* _WRITTEN PROBLEM_
Extract every line of the material that holds the string "Allgemeine".
Start of SOURCE MATERIAL
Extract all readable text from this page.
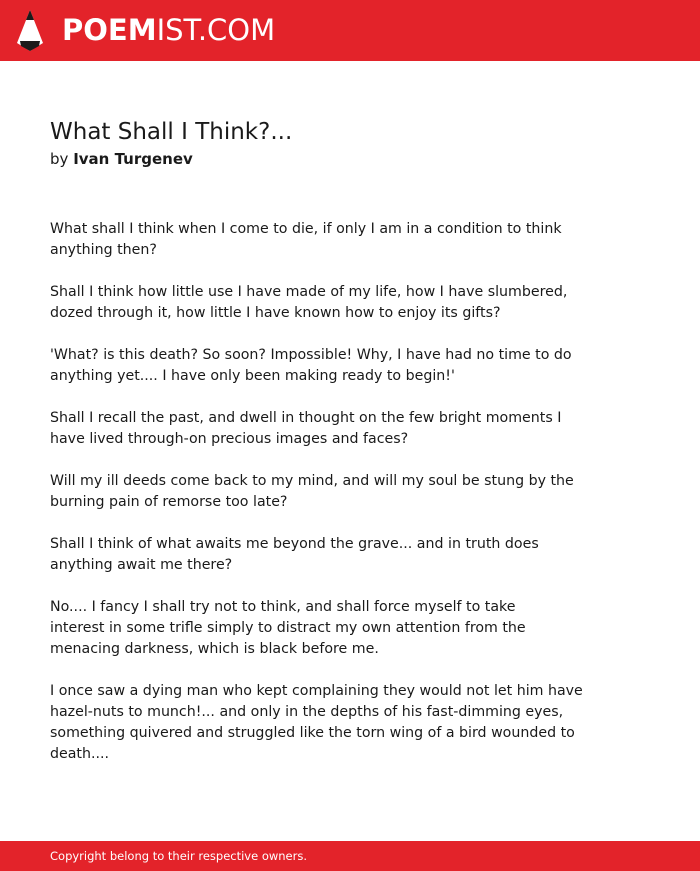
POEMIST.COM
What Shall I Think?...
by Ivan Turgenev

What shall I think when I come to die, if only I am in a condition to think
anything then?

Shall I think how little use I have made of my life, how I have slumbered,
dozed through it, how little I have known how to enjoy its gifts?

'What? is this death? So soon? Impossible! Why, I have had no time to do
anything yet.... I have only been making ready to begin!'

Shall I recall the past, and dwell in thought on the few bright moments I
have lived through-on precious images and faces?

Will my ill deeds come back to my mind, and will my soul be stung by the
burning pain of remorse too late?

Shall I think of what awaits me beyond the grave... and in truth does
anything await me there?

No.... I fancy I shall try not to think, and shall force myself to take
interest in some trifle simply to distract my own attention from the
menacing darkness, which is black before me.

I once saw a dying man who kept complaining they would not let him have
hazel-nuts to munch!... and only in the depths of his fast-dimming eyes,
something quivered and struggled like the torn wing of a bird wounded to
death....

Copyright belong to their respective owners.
End of SOURCE MATERIAL
Start of SOURCE MATERIAL
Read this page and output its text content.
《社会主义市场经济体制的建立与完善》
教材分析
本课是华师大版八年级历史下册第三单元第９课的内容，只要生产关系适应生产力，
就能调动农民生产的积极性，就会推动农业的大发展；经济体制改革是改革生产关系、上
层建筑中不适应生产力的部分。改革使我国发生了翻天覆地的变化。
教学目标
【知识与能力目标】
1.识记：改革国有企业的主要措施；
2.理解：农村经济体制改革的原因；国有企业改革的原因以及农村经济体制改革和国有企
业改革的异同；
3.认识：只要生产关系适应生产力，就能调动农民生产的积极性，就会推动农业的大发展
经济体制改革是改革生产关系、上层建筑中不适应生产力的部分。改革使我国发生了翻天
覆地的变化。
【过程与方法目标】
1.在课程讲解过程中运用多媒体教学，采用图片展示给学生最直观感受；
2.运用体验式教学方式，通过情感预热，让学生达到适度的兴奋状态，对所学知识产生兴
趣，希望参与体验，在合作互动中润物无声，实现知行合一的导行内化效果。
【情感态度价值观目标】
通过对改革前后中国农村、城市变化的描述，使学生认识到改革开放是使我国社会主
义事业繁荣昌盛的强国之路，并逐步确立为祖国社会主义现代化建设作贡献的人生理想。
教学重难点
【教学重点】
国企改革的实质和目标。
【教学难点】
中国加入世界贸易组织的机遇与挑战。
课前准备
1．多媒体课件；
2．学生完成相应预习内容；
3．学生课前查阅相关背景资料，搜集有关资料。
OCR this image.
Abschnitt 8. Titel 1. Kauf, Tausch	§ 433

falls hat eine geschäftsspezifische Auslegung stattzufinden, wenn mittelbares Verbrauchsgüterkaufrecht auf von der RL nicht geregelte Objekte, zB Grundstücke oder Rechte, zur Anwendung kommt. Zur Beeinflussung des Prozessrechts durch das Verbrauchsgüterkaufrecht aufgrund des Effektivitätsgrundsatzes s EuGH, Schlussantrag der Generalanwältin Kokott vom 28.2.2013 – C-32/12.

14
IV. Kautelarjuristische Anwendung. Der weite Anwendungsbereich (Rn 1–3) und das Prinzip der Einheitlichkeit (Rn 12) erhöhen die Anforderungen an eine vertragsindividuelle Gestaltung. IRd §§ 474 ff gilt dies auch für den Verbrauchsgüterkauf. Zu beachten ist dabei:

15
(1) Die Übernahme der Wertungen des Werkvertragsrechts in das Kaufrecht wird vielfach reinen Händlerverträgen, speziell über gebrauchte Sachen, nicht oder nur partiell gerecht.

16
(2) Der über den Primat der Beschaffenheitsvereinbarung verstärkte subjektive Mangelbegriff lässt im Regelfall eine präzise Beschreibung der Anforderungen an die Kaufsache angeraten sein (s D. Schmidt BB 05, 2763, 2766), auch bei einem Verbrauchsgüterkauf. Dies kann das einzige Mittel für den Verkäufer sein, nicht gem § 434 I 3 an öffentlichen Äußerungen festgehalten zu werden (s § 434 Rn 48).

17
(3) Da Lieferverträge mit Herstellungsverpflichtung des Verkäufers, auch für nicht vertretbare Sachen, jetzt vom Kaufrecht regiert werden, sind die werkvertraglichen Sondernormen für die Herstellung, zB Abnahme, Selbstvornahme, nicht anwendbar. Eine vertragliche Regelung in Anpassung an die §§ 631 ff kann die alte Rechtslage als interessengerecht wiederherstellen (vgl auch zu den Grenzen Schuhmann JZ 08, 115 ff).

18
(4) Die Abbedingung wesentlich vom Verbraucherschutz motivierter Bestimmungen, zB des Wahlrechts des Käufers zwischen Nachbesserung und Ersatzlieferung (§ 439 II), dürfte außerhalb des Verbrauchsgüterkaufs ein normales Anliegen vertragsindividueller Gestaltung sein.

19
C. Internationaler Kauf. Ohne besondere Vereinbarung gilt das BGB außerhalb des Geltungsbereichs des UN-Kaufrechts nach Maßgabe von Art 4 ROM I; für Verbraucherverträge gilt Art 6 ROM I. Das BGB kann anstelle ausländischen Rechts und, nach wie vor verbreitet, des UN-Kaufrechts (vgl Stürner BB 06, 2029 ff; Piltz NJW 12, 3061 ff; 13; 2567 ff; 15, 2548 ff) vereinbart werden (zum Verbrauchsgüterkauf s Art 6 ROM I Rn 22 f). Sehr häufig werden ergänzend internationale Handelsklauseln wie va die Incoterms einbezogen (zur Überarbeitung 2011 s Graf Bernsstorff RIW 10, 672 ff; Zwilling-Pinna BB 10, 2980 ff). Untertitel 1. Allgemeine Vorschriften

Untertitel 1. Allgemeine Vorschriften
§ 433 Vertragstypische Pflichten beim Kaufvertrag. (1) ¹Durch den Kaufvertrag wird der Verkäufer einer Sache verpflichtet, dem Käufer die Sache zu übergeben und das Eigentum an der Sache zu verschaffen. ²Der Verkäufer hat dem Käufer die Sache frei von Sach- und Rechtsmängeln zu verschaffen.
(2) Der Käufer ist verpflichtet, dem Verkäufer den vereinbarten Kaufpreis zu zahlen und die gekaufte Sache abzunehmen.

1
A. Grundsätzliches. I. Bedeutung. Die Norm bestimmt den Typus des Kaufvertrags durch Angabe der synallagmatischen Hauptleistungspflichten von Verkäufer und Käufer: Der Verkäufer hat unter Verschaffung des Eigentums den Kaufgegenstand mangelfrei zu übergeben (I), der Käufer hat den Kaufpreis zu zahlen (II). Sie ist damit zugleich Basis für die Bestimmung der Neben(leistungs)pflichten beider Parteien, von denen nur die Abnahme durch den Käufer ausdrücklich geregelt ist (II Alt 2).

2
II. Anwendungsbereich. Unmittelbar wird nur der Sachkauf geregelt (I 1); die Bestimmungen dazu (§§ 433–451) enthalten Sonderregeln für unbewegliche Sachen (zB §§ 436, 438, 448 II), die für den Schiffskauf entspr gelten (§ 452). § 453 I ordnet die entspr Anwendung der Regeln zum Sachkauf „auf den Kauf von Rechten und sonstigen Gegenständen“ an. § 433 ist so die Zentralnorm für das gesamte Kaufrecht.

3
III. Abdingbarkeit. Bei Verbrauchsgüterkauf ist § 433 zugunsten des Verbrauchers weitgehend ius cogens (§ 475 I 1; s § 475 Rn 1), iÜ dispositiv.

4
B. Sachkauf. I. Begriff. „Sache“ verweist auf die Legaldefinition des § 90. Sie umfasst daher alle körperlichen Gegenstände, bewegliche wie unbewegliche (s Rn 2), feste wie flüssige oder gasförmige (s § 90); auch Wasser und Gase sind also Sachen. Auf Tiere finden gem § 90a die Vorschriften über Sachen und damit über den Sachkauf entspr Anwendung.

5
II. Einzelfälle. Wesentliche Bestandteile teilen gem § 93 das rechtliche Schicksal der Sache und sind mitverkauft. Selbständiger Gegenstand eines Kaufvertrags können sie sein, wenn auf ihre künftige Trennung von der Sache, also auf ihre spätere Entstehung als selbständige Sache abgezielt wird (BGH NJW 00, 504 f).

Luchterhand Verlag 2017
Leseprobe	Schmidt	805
End of SOURCE MATERIAL
* _RESPONSE TO THE EXERCISE_
C. Internationaler Kauf. Ohne besondere Vereinbarung gilt das BGB außerhalb des Geltungsbereichs des UN-Kaufrechts nach Maßgabe von Art 4 ROM I; für Verbraucherverträge gilt Art 6 ROM I. Das BGB kann anstelle ausländischen Rechts und, nach wie vor verbreitet, des UN-Kaufrechts (vgl Stürner BB 06, 2029 ff; Piltz NJW 12, 3061 ff; 13; 2567 ff; 15, 2548 ff) vereinbart werden (zum Verbrauchsgüterkauf s Art 6 ROM I Rn 22 f). Sehr häufig werden ergänzend internationale Handelsklauseln wie va die Incoterms einbezogen (zur Überarbeitung 2011 s Graf Bernsstorff RIW 10, 672 ff; Zwilling-Pinna BB 10, 2980 ff). Untertitel 1. Allgemeine Vorschriften
Untertitel 1. Allgemeine Vorschriften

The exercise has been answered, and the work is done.